## Requirements
Images embedded in the records are excluded; print everything else exactly as given.
───── Data entries
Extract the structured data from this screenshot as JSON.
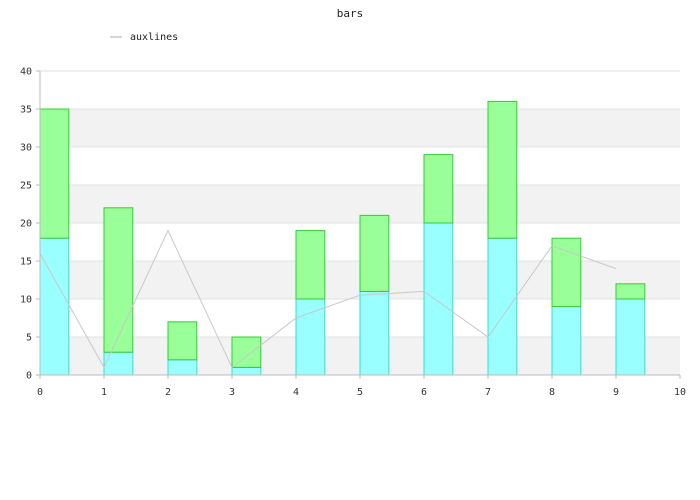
{
  "chart_data": {
    "type": "bar",
    "title": "bars",
    "xlabel": "",
    "ylabel": "",
    "xlim": [
      0,
      10
    ],
    "ylim": [
      0,
      40
    ],
    "x_ticks": [
      0,
      1,
      2,
      3,
      4,
      5,
      6,
      7,
      8,
      9,
      10
    ],
    "y_ticks": [
      0,
      5,
      10,
      15,
      20,
      25,
      30,
      35,
      40
    ],
    "x": [
      0,
      1,
      2,
      3,
      4,
      5,
      6,
      7,
      8,
      9
    ],
    "bar_width": 0.45,
    "stacked": true,
    "grid": "horizontal bands",
    "legend_position": "top-left",
    "series": [
      {
        "values": [
          18,
          3,
          2,
          1,
          10,
          11,
          20,
          18,
          9,
          10
        ],
        "color": "#99ffff",
        "stroke": "#33dddd"
      },
      {
        "values": [
          17,
          19,
          5,
          4,
          9,
          10,
          9,
          18,
          9,
          2
        ],
        "color": "#99ff99",
        "stroke": "#33cc33"
      }
    ],
    "lines": [
      {
        "name": "auxlines",
        "x": [
          0,
          1,
          2,
          3,
          4,
          5,
          6,
          7,
          8,
          9
        ],
        "values": [
          16,
          1,
          19,
          1,
          7.5,
          10.5,
          11,
          5,
          17,
          14
        ],
        "color": "#c8c8c8"
      }
    ],
    "colors": {
      "band": "#f2f2f2",
      "gridline": "#e0e0e0",
      "axis": "#bbbbbb"
    }
  }
}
──────────
## Result for this exercise
Extract the structured data from this screenshot as JSON.
{
  "chart_data": {
    "type": "bar",
    "title": "bars",
    "xlabel": "",
    "ylabel": "",
    "xlim": [
      0,
      10
    ],
    "ylim": [
      0,
      40
    ],
    "x_ticks": [
      0,
      1,
      2,
      3,
      4,
      5,
      6,
      7,
      8,
      9,
      10
    ],
    "y_ticks": [
      0,
      5,
      10,
      15,
      20,
      25,
      30,
      35,
      40
    ],
    "x": [
      0,
      1,
      2,
      3,
      4,
      5,
      6,
      7,
      8,
      9
    ],
    "bar_width": 0.45,
    "stacked": true,
    "grid": "horizontal bands",
    "legend_position": "top-left",
    "series": [
      {
        "values": [
          18,
          3,
          2,
          1,
          10,
          11,
          20,
          18,
          9,
          10
        ],
        "color": "#99ffff",
        "stroke": "#33dddd"
      },
      {
        "values": [
          17,
          19,
          5,
          4,
          9,
          10,
          9,
          18,
          9,
          2
        ],
        "color": "#99ff99",
        "stroke": "#33cc33"
      }
    ],
    "lines": [
      {
        "name": "auxlines",
        "x": [
          0,
          1,
          2,
          3,
          4,
          5,
          6,
          7,
          8,
          9
        ],
        "values": [
          16,
          1,
          19,
          1,
          7.5,
          10.5,
          11,
          5,
          17,
          14
        ],
        "color": "#c8c8c8"
      }
    ],
    "colors": {
      "band": "#f2f2f2",
      "gridline": "#e0e0e0",
      "axis": "#bbbbbb"
    }
  }
}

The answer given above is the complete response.